[Data records]
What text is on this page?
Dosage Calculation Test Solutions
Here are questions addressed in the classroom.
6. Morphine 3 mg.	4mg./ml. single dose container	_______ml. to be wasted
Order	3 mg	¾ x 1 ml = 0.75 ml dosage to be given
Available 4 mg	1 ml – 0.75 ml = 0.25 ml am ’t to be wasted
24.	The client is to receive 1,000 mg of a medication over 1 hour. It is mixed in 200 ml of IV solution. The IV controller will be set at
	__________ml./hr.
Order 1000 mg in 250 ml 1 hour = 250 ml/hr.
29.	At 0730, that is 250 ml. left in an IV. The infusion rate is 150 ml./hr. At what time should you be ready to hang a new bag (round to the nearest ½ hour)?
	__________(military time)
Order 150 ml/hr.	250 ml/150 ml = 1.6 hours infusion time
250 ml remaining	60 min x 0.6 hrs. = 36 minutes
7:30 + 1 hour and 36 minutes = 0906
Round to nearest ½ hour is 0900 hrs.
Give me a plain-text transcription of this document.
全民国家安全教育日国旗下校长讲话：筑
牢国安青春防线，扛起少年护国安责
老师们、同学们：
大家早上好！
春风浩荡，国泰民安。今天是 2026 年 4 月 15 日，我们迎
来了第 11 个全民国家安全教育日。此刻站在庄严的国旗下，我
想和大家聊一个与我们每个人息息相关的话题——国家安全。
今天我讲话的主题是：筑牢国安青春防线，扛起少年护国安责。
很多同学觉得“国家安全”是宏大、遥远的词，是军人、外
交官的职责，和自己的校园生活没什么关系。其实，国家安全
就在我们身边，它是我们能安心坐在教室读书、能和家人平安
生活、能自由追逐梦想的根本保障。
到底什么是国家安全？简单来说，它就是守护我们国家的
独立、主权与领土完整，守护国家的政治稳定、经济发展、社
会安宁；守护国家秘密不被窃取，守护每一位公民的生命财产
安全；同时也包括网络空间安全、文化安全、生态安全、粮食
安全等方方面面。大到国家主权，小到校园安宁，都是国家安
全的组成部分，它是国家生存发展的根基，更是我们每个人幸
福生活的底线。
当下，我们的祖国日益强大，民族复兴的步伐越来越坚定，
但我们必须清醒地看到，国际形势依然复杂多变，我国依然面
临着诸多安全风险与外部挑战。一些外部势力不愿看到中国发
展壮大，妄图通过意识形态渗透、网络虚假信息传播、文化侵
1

◆ PROMPT
Look through the entries above and report each line where the string "Order" occurs.

◆ RESPONSE
Order	3 mg	¾ x 1 ml = 0.75 ml dosage to be given
Order 1000 mg in 250 ml 1 hour = 250 ml/hr.
Order 150 ml/hr.	250 ml/150 ml = 1.6 hours infusion time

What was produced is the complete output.